[Figure data in JSON]
►

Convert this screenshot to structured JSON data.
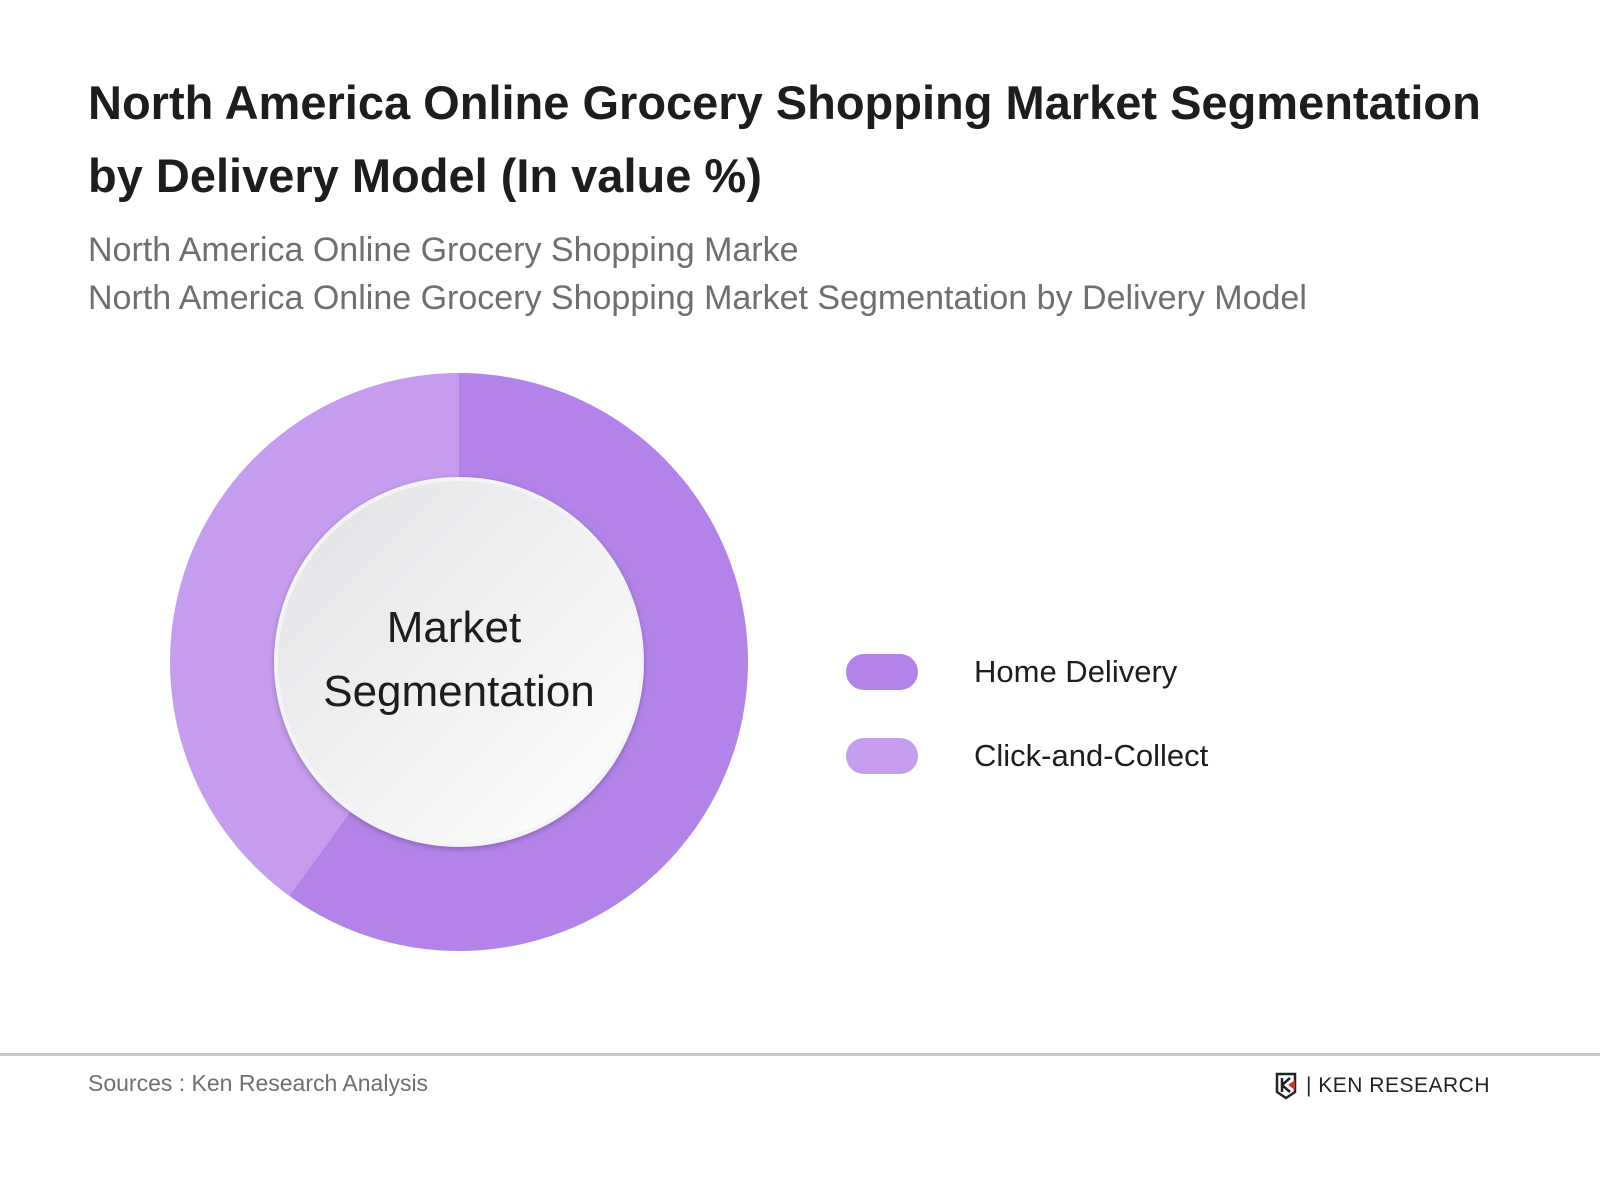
{
  "header": {
    "title": "North America Online Grocery Shopping Market Segmentation by Delivery Model (In value %)",
    "subtitle_lines": [
      "North America Online Grocery Shopping Marke",
      "North America Online Grocery Shopping Market Segmentation by Delivery Model"
    ]
  },
  "chart_data": {
    "type": "pie",
    "donut": true,
    "center_label_lines": [
      "Market",
      "Segmentation"
    ],
    "categories": [
      "Home Delivery",
      "Click-and-Collect"
    ],
    "values": [
      60,
      40
    ],
    "colors": [
      "#b383e9",
      "#c69cee"
    ],
    "legend_position": "right"
  },
  "footer": {
    "source": "Sources : Ken Research Analysis",
    "logo_text": "KEN RESEARCH"
  }
}
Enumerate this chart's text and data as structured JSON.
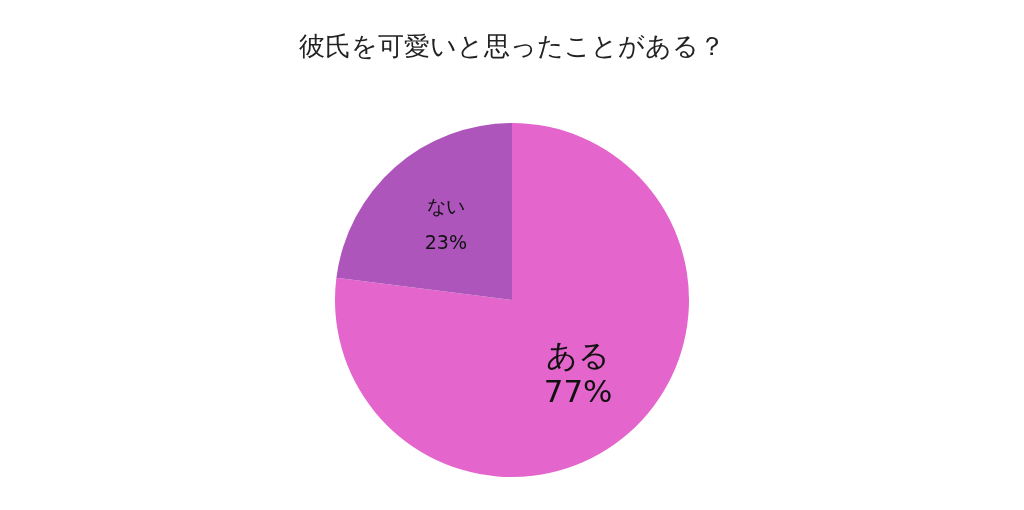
{
  "chart_data": {
    "type": "pie",
    "title": "彼氏を可愛いと思ったことがある？",
    "categories": [
      "ある",
      "ない"
    ],
    "values": [
      77,
      23
    ],
    "colors": [
      "#e466cc",
      "#ad55bb"
    ],
    "value_labels": [
      "77%",
      "23%"
    ],
    "legend": false
  }
}
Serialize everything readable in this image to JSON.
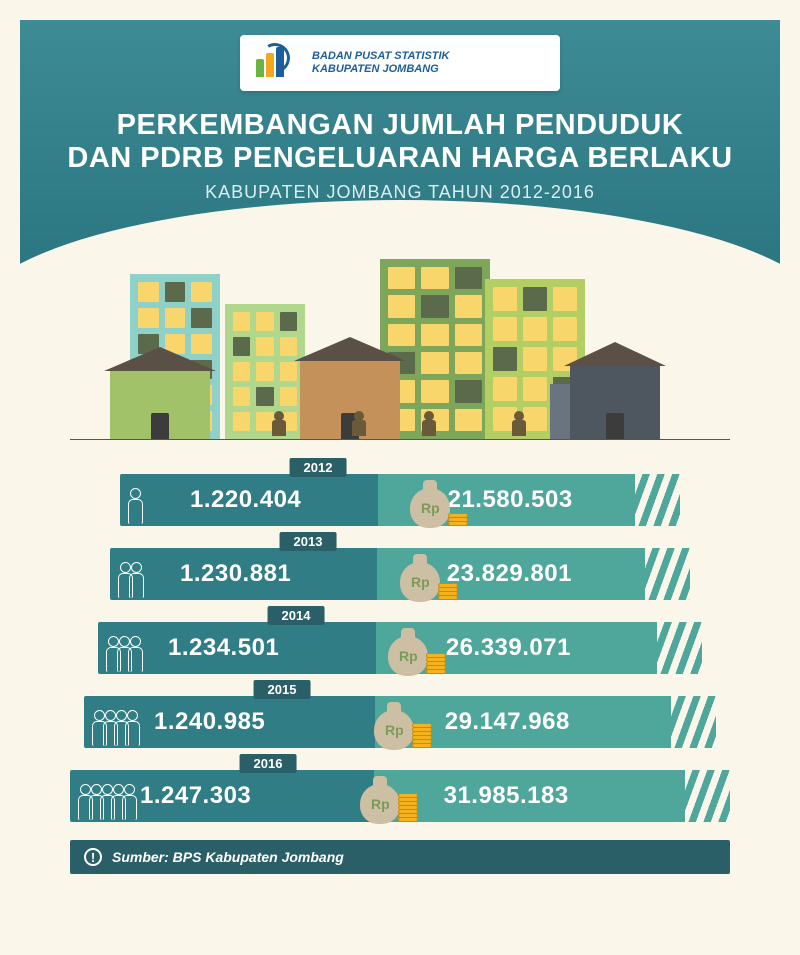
{
  "org": {
    "line1": "BADAN PUSAT STATISTIK",
    "line2": "KABUPATEN JOMBANG"
  },
  "title": {
    "line1": "PERKEMBANGAN JUMLAH PENDUDUK",
    "line2": "DAN PDRB PENGELUARAN HARGA BERLAKU",
    "sub": "KABUPATEN JOMBANG TAHUN 2012-2016"
  },
  "colors": {
    "header_bg": "#2a7580",
    "band_left": "#307d86",
    "band_right": "#4fa69a",
    "year_tab": "#2b5f68",
    "page_bg": "#fbf6ea"
  },
  "currency_label": "Rp",
  "rows": [
    {
      "year": "2012",
      "population": "1.220.404",
      "pdrb": "21.580.503",
      "people_count": 1
    },
    {
      "year": "2013",
      "population": "1.230.881",
      "pdrb": "23.829.801",
      "people_count": 2
    },
    {
      "year": "2014",
      "population": "1.234.501",
      "pdrb": "26.339.071",
      "people_count": 3
    },
    {
      "year": "2015",
      "population": "1.240.985",
      "pdrb": "29.147.968",
      "people_count": 4
    },
    {
      "year": "2016",
      "population": "1.247.303",
      "pdrb": "31.985.183",
      "people_count": 5
    }
  ],
  "footer": {
    "label": "Sumber: BPS Kabupaten Jombang"
  }
}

◄

[GIVEN REQUEST] Your task is to retype all the entries exactly and leave out any pictures.

[THE OUTPUT]
Convert this screenshot to structured JSON data.
{
  "header": {
    "title": "North America Online Grocery Shopping Market Segmentation by Delivery Model (In value %)",
    "subtitle_lines": [
      "North America Online Grocery Shopping Marke",
      "North America Online Grocery Shopping Market Segmentation by Delivery Model"
    ]
  },
  "chart_data": {
    "type": "pie",
    "donut": true,
    "center_label_lines": [
      "Market",
      "Segmentation"
    ],
    "categories": [
      "Home Delivery",
      "Click-and-Collect"
    ],
    "values": [
      60,
      40
    ],
    "colors": [
      "#b383e9",
      "#c69cee"
    ],
    "legend_position": "right"
  },
  "footer": {
    "source": "Sources : Ken Research Analysis",
    "logo_text": "KEN RESEARCH"
  }
}
Enumerate this chart's text and data as structured JSON.
{
  "chart_data": {
    "type": "pie",
    "title": "彼氏を可愛いと思ったことがある？",
    "categories": [
      "ある",
      "ない"
    ],
    "values": [
      77,
      23
    ],
    "colors": [
      "#e466cc",
      "#ad55bb"
    ],
    "value_labels": [
      "77%",
      "23%"
    ],
    "legend": false
  }
}
Serialize everything readable in this image to JSON.
{
  "org": {
    "line1": "BADAN PUSAT STATISTIK",
    "line2": "KABUPATEN JOMBANG"
  },
  "title": {
    "line1": "PERKEMBANGAN JUMLAH PENDUDUK",
    "line2": "DAN PDRB PENGELUARAN HARGA BERLAKU",
    "sub": "KABUPATEN JOMBANG TAHUN 2012-2016"
  },
  "colors": {
    "header_bg": "#2a7580",
    "band_left": "#307d86",
    "band_right": "#4fa69a",
    "year_tab": "#2b5f68",
    "page_bg": "#fbf6ea"
  },
  "currency_label": "Rp",
  "rows": [
    {
      "year": "2012",
      "population": "1.220.404",
      "pdrb": "21.580.503",
      "people_count": 1
    },
    {
      "year": "2013",
      "population": "1.230.881",
      "pdrb": "23.829.801",
      "people_count": 2
    },
    {
      "year": "2014",
      "population": "1.234.501",
      "pdrb": "26.339.071",
      "people_count": 3
    },
    {
      "year": "2015",
      "population": "1.240.985",
      "pdrb": "29.147.968",
      "people_count": 4
    },
    {
      "year": "2016",
      "population": "1.247.303",
      "pdrb": "31.985.183",
      "people_count": 5
    }
  ],
  "footer": {
    "label": "Sumber: BPS Kabupaten Jombang"
  }
}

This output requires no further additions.